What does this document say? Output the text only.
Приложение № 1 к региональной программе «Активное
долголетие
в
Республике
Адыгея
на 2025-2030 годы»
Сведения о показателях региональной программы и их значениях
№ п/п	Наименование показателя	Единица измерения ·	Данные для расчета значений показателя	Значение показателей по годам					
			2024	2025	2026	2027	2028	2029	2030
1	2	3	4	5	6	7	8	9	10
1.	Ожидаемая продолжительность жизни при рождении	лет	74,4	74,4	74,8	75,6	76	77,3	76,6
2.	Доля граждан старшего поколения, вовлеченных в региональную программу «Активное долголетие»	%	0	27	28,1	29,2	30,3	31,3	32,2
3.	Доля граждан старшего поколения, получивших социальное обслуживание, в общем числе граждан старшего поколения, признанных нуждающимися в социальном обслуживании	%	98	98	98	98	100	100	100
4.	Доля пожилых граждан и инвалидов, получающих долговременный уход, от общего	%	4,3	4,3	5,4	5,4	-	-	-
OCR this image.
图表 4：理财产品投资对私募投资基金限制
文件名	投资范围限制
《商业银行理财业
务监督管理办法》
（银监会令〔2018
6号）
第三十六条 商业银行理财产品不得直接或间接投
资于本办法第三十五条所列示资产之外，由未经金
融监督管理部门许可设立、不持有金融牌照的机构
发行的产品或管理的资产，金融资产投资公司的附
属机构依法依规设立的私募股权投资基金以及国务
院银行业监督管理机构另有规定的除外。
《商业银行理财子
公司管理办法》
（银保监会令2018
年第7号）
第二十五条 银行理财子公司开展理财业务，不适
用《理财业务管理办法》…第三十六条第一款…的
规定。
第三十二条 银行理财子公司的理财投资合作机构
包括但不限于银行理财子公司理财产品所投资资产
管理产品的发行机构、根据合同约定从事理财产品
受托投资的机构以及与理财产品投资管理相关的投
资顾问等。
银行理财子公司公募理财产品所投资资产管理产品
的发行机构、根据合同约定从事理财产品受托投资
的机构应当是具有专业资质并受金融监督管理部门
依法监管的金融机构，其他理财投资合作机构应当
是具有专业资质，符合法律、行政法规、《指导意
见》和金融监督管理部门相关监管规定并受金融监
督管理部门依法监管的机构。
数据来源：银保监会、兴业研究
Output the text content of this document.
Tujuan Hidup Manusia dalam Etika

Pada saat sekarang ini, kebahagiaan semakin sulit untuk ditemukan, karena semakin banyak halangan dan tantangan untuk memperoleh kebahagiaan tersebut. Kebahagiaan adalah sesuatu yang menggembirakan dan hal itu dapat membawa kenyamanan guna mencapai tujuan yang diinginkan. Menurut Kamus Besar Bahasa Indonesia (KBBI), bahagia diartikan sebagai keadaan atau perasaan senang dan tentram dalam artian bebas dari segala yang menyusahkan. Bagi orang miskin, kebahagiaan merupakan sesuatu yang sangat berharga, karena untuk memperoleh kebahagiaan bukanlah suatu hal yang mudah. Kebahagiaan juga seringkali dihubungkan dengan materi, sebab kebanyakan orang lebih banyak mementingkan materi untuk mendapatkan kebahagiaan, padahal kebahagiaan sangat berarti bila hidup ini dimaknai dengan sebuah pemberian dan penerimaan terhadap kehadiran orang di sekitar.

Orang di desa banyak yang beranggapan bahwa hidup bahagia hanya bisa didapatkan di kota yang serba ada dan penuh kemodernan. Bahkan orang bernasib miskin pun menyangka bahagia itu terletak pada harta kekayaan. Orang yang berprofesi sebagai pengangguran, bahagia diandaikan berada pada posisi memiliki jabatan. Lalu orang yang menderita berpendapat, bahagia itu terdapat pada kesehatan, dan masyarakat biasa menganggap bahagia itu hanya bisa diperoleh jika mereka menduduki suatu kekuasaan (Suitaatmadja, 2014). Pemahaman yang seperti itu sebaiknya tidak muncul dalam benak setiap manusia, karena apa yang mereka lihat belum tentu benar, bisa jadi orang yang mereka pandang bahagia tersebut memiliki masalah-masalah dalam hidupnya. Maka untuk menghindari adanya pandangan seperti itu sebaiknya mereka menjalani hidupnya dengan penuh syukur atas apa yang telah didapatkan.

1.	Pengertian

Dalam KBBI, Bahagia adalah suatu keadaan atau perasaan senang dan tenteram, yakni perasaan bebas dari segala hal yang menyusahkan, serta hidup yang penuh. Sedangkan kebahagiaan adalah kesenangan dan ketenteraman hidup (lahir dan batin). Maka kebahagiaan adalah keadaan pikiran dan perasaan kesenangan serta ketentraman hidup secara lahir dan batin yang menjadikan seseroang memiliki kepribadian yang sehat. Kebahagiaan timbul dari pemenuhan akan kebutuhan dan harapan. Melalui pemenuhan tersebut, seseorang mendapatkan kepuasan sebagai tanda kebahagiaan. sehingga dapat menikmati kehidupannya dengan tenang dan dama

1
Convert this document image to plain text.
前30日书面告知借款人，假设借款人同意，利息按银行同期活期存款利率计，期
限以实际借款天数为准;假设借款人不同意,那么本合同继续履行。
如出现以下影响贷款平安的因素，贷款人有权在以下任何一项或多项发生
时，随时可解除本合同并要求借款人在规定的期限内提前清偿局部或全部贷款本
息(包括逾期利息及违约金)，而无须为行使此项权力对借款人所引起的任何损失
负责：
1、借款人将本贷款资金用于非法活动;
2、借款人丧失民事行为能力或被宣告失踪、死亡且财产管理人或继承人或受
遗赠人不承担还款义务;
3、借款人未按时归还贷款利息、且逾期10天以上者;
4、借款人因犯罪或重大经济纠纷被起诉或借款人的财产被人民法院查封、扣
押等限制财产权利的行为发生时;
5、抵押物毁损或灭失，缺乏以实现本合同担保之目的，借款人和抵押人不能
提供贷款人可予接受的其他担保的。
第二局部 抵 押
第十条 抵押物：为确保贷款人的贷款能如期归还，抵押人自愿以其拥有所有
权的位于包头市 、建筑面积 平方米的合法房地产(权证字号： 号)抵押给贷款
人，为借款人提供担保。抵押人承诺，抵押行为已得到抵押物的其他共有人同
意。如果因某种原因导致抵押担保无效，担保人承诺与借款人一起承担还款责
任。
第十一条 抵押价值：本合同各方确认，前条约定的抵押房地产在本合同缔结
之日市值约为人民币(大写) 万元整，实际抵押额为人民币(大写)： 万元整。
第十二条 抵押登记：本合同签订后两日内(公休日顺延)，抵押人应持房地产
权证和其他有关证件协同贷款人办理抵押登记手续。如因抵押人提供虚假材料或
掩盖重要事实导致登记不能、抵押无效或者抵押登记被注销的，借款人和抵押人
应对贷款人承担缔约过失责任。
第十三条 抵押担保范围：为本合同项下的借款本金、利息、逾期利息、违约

* * * * * * * * *

• Given problem
Pull out every line in the material above where "text" occurs.

• Task output
What does this document say? Output the text only.
Output the text content of this document.
Convert this document image to plain text.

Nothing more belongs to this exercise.